**SHORT TASK**
Every line that holds the string "display" is to be identified and copied.

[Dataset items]

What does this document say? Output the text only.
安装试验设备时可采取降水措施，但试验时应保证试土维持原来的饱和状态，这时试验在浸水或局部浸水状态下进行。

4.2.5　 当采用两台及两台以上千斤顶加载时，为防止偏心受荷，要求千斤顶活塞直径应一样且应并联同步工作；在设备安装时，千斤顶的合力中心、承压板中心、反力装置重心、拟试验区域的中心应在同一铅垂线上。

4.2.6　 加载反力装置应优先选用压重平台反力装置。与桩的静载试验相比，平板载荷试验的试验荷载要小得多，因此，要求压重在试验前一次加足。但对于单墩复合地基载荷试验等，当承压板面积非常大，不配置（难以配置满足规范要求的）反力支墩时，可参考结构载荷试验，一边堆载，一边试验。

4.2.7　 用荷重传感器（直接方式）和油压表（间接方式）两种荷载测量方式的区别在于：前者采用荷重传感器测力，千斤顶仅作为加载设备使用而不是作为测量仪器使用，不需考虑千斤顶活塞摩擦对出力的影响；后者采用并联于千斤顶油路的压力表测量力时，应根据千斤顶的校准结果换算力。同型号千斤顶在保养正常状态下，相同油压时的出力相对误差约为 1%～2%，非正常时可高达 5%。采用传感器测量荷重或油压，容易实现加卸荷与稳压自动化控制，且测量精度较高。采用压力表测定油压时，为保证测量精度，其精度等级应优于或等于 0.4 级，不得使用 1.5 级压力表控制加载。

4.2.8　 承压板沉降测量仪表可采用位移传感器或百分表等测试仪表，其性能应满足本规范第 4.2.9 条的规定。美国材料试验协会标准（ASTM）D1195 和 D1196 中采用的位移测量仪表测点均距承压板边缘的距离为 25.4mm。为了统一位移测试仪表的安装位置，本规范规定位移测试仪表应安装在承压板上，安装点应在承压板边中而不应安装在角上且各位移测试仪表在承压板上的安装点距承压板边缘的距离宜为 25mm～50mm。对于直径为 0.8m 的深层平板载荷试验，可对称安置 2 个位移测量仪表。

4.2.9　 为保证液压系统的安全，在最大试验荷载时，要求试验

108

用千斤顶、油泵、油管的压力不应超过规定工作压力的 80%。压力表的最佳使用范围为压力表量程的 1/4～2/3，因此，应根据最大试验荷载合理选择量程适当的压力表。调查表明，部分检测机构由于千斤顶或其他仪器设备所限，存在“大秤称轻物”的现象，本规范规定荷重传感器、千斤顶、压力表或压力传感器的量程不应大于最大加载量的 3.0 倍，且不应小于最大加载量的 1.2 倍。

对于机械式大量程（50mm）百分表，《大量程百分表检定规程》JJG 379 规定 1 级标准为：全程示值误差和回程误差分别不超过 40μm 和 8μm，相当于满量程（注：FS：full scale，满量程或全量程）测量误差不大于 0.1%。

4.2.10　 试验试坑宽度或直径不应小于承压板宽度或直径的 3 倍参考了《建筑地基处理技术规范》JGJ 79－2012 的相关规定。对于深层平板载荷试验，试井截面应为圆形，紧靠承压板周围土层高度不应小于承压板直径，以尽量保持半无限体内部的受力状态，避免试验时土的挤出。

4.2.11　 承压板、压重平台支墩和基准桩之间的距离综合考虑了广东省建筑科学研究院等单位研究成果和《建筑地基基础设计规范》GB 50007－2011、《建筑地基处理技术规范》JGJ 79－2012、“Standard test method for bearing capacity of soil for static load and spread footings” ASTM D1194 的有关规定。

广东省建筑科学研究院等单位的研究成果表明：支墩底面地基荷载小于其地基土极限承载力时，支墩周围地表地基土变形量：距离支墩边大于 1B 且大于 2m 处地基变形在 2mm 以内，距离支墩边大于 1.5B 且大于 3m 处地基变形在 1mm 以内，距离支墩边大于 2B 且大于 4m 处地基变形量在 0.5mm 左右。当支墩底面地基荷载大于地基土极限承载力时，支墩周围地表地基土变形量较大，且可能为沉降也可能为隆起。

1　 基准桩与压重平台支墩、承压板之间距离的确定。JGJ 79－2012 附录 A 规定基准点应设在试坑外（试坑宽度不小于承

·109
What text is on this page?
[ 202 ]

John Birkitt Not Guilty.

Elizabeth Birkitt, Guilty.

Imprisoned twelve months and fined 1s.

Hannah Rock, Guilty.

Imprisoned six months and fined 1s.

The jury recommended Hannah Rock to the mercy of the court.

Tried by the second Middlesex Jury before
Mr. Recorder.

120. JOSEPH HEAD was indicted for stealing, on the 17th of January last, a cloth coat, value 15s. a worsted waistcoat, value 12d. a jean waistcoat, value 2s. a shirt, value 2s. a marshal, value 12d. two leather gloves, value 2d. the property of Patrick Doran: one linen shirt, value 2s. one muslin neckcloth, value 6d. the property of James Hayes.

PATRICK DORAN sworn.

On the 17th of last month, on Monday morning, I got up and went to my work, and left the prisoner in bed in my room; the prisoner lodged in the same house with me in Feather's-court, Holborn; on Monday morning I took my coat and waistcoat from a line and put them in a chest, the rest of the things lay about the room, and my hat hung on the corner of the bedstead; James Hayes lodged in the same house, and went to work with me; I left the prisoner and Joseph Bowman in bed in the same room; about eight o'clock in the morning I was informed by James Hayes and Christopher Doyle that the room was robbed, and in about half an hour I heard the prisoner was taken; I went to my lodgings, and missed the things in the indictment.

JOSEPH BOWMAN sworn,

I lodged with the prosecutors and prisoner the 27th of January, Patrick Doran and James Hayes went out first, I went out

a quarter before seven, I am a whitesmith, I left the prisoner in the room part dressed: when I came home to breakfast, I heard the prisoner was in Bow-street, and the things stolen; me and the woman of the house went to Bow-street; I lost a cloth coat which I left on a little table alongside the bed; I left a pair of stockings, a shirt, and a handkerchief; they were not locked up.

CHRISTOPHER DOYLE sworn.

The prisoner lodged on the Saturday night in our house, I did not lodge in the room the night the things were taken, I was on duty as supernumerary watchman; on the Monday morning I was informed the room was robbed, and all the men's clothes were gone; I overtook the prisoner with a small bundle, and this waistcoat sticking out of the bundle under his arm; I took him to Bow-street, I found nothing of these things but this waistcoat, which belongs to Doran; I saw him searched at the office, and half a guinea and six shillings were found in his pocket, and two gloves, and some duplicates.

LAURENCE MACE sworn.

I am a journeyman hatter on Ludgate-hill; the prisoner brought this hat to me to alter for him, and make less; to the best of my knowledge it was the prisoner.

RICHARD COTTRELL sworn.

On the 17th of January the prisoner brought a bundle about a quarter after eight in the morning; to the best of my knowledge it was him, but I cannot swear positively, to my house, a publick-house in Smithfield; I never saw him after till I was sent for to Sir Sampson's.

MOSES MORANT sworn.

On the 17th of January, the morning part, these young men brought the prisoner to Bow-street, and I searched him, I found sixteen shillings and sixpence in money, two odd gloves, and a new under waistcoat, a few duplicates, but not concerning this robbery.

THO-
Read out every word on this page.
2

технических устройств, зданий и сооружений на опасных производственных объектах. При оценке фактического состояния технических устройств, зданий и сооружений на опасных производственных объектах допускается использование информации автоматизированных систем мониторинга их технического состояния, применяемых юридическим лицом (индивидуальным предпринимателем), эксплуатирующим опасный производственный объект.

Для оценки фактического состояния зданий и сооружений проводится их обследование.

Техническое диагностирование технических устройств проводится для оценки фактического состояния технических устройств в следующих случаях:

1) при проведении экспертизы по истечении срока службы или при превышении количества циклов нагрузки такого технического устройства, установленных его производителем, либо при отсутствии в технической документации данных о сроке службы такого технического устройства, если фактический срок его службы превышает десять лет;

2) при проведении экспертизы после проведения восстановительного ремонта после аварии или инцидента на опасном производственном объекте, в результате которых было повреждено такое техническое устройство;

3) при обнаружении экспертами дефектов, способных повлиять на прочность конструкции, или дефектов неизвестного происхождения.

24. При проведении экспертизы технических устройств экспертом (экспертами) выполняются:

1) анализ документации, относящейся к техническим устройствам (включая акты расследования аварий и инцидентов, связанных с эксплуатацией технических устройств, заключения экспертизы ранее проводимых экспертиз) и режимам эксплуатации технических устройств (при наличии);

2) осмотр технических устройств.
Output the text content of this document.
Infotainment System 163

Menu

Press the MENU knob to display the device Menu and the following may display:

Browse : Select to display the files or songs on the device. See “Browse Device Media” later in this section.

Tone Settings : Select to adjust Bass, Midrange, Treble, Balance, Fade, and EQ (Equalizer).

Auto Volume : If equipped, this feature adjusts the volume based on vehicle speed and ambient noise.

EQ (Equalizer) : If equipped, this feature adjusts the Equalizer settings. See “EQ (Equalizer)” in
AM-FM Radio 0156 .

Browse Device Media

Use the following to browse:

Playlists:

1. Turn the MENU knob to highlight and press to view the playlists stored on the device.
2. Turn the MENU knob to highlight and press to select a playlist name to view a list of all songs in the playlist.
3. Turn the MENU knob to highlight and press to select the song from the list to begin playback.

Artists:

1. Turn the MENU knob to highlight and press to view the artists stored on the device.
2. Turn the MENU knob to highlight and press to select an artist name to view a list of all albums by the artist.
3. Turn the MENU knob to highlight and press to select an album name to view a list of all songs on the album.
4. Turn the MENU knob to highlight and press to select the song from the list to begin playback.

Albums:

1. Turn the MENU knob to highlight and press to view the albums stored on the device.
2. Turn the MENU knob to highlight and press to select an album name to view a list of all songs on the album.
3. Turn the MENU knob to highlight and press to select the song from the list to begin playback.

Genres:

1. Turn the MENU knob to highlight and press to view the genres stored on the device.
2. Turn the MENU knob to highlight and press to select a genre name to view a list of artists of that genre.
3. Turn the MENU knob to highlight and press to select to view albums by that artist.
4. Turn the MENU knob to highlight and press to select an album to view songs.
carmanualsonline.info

**WRITTEN SOLUTION**
Press the MENU knob to display the device Menu and the following may display:
Browse : Select to display the files or songs on the device. See “Browse Device Media” later in this section.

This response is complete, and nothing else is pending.